Figure out how many lines of the material below contain the word "record". Answer with the number only.

DATA SECTION>
---

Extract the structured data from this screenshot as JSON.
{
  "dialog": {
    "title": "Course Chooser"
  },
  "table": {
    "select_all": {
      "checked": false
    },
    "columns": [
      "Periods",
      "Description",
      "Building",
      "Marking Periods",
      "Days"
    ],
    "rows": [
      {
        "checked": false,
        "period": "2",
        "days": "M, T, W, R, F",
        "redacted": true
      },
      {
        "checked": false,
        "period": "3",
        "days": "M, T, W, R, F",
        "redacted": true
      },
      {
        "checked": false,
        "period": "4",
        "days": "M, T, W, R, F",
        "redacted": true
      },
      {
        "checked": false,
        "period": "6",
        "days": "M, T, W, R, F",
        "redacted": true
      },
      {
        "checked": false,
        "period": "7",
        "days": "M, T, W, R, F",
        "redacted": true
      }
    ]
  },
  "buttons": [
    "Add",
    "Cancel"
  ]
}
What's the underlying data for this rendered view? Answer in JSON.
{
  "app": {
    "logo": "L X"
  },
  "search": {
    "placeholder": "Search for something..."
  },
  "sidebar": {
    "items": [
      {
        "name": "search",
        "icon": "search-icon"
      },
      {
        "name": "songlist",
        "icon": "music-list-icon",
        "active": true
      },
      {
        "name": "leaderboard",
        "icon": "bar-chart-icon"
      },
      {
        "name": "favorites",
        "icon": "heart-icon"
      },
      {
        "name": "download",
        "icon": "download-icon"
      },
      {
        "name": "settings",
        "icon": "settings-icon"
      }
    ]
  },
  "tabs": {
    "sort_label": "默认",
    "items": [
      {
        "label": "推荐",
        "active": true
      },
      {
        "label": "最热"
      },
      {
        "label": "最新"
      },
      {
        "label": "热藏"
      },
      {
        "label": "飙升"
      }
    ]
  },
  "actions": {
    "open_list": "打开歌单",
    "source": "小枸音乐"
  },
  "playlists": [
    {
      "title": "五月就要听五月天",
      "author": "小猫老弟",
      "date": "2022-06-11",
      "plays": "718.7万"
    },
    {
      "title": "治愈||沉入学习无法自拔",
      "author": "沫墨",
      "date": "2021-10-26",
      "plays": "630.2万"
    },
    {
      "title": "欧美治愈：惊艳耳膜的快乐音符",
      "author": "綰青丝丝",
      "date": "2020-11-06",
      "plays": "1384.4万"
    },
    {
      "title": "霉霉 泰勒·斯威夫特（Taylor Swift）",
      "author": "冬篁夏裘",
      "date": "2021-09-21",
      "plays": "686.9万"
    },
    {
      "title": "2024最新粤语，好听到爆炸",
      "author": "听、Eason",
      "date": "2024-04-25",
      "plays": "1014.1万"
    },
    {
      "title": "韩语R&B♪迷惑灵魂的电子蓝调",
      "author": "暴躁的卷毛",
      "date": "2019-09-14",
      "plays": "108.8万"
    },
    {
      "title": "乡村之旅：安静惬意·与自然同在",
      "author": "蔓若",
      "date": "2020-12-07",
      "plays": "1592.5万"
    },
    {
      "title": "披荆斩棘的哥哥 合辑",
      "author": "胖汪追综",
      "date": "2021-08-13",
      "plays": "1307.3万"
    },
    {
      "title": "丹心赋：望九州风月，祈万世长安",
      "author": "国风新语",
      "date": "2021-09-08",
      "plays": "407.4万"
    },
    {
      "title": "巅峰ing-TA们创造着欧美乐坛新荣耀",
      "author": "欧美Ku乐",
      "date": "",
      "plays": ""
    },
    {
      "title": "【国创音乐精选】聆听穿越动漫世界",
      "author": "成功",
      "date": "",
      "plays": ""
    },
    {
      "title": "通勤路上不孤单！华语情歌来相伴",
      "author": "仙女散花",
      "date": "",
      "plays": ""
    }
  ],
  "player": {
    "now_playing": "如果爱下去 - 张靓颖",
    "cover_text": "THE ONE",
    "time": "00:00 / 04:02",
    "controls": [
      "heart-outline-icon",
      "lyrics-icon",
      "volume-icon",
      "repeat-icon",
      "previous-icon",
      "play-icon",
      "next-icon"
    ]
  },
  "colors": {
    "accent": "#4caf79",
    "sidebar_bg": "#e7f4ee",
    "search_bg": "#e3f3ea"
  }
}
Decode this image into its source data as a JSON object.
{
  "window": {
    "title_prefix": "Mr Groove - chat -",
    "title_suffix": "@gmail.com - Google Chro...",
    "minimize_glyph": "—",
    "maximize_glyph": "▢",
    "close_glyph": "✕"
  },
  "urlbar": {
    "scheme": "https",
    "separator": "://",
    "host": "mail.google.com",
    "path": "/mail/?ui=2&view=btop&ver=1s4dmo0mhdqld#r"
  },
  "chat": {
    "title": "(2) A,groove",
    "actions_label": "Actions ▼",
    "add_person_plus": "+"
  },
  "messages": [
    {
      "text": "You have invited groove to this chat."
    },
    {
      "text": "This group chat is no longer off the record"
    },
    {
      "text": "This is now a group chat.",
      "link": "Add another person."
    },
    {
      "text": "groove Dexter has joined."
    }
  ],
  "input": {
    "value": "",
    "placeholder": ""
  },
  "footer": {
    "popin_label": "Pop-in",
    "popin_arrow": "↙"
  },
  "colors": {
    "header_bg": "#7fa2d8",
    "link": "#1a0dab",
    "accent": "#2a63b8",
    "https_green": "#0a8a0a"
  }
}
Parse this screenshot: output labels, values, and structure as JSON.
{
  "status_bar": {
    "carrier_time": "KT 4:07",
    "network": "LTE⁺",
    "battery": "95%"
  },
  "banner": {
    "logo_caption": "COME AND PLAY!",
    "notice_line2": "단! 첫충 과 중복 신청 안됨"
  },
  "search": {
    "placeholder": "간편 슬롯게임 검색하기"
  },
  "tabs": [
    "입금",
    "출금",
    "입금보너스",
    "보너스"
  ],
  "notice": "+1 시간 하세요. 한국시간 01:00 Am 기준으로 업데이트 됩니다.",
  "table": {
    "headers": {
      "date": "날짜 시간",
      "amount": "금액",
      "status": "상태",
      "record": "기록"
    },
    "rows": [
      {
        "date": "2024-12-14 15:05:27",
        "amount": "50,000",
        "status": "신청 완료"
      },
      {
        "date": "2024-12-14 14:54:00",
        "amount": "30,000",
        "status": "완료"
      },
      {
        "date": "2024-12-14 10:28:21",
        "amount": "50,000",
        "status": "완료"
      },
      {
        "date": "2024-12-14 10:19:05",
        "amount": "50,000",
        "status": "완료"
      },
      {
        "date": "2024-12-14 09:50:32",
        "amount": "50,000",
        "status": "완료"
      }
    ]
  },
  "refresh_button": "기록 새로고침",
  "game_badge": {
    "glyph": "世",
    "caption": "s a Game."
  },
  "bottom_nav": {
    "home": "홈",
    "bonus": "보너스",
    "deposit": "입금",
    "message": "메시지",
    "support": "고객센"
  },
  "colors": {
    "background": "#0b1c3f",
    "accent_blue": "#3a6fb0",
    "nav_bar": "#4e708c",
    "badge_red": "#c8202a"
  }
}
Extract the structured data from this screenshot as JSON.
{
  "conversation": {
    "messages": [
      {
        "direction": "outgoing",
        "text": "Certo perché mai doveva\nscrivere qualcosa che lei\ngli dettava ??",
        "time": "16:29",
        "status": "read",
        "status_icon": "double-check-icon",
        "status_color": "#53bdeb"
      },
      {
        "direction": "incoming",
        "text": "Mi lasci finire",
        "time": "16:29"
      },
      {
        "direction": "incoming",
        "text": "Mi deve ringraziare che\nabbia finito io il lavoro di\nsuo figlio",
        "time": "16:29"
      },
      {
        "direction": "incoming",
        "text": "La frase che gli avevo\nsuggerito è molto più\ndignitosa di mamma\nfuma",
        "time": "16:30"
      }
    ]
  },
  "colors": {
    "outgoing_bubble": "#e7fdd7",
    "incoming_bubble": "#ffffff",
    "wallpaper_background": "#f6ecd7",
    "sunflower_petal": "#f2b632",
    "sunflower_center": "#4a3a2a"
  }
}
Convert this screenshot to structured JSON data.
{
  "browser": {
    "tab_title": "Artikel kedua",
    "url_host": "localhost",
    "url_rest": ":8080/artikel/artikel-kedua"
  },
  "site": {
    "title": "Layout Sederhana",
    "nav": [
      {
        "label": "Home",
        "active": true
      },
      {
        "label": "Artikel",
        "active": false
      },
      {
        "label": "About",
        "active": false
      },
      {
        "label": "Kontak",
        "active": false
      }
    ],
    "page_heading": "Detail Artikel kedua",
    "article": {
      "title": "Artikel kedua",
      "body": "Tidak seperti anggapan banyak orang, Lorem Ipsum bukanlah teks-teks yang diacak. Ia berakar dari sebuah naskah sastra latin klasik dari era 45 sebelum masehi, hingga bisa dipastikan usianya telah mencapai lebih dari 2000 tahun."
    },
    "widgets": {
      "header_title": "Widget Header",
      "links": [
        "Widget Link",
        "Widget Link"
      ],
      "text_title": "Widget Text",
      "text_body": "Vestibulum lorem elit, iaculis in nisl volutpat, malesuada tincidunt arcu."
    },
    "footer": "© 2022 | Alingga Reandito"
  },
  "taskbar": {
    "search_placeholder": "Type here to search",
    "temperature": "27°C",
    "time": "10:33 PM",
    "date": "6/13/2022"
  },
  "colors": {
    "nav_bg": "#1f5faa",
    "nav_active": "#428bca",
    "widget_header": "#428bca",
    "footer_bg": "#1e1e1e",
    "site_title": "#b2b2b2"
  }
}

---

SOLUTION FOR THIS PROBLEM>
2